Exercise: Return each line that holds the word "มภาพ".

══ Available data ══

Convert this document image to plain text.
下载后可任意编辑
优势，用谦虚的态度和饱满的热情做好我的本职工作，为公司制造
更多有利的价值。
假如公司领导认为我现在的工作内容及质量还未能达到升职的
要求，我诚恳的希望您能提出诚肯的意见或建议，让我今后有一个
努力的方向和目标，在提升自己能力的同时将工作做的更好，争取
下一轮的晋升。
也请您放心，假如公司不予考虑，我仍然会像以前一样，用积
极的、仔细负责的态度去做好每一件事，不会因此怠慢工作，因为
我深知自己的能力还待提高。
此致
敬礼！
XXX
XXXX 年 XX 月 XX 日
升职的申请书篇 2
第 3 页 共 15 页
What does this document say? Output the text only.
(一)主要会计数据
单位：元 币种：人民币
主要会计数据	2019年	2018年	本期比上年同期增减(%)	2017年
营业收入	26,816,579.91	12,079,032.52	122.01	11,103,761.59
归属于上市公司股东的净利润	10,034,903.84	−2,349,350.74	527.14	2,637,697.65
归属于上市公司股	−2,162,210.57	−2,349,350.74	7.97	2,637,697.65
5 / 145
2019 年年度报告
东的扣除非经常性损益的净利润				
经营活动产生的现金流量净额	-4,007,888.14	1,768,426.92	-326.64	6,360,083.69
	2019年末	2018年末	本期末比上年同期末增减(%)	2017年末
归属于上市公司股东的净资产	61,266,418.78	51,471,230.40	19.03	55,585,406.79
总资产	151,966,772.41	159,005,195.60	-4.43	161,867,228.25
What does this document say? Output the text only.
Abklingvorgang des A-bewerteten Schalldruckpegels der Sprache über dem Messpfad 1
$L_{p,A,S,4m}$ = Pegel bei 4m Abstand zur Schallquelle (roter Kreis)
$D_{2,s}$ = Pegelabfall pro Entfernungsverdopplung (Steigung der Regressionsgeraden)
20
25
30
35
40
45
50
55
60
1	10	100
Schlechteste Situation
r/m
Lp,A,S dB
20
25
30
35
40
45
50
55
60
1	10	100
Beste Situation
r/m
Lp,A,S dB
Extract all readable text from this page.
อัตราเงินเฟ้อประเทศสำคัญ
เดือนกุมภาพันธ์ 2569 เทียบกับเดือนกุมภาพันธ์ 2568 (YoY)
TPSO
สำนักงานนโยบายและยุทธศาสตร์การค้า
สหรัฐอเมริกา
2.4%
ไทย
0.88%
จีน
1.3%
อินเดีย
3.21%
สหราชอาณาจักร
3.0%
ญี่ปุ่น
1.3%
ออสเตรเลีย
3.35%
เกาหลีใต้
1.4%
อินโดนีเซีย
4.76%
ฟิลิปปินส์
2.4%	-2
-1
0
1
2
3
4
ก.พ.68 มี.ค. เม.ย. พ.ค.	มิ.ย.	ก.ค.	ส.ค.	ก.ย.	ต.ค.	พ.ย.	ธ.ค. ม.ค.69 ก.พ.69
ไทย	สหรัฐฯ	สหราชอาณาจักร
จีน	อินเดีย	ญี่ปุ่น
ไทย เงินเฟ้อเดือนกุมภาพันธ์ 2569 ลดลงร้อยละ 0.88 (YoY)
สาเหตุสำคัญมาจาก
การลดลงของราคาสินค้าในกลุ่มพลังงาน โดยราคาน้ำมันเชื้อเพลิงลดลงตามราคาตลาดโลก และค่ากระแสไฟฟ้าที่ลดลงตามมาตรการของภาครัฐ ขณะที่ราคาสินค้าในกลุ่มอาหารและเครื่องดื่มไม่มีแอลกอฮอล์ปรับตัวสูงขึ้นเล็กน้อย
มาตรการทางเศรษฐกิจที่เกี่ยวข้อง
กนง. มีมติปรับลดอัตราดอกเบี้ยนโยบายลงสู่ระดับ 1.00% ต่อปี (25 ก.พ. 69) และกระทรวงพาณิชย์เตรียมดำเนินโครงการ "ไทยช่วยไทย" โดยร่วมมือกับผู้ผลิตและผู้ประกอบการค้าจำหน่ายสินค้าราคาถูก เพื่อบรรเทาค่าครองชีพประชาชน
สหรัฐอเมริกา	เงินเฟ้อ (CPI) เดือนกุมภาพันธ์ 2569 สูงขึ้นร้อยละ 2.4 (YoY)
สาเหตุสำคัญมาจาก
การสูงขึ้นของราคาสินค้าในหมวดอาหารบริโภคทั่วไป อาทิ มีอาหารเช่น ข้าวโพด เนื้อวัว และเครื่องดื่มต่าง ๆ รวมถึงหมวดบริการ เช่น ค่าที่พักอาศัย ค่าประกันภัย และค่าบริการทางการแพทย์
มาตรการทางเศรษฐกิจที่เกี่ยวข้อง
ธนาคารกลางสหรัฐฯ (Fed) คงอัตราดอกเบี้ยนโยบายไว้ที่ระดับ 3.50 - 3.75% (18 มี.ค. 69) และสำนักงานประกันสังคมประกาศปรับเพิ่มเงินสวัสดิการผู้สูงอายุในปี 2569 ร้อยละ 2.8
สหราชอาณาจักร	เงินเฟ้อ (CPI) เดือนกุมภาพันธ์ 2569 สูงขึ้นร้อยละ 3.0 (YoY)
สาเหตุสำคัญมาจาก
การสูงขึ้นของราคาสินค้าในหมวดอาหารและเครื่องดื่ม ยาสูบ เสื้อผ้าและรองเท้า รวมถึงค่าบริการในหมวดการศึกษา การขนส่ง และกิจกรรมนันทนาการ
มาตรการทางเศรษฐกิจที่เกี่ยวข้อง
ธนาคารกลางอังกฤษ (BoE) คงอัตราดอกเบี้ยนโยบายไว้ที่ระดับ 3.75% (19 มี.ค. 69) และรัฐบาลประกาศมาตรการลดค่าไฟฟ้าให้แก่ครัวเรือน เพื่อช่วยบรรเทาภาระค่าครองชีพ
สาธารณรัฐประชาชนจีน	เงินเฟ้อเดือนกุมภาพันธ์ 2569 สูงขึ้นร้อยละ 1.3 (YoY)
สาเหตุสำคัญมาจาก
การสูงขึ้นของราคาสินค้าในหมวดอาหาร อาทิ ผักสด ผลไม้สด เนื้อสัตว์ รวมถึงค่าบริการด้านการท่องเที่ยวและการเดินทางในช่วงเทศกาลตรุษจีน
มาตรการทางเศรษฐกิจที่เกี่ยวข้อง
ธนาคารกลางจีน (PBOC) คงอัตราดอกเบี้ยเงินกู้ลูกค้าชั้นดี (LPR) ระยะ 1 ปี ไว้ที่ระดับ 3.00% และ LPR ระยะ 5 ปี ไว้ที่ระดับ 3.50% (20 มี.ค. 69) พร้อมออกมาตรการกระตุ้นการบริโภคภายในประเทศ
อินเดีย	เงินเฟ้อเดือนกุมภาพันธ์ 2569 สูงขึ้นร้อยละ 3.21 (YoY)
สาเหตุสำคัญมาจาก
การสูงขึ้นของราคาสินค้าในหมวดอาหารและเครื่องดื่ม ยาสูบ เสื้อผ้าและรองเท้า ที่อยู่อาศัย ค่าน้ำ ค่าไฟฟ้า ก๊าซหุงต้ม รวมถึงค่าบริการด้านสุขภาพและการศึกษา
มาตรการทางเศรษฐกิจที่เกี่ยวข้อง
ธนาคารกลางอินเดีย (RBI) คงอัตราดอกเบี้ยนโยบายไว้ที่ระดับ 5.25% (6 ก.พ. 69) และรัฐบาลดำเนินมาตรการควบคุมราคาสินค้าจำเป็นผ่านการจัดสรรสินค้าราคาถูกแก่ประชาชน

═══

Right answer:
เดือนกุมภาพันธ์ 2569 เทียบกับเดือนกุมภาพันธ์ 2568 (YoY)
ไทย เงินเฟ้อเดือนกุมภาพันธ์ 2569 ลดลงร้อยละ 0.88 (YoY)
สหรัฐอเมริกา	เงินเฟ้อ (CPI) เดือนกุมภาพันธ์ 2569 สูงขึ้นร้อยละ 2.4 (YoY)
สหราชอาณาจักร	เงินเฟ้อ (CPI) เดือนกุมภาพันธ์ 2569 สูงขึ้นร้อยละ 3.0 (YoY)
สาธารณรัฐประชาชนจีน	เงินเฟ้อเดือนกุมภาพันธ์ 2569 สูงขึ้นร้อยละ 1.3 (YoY)
อินเดีย	เงินเฟ้อเดือนกุมภาพันธ์ 2569 สูงขึ้นร้อยละ 3.21 (YoY)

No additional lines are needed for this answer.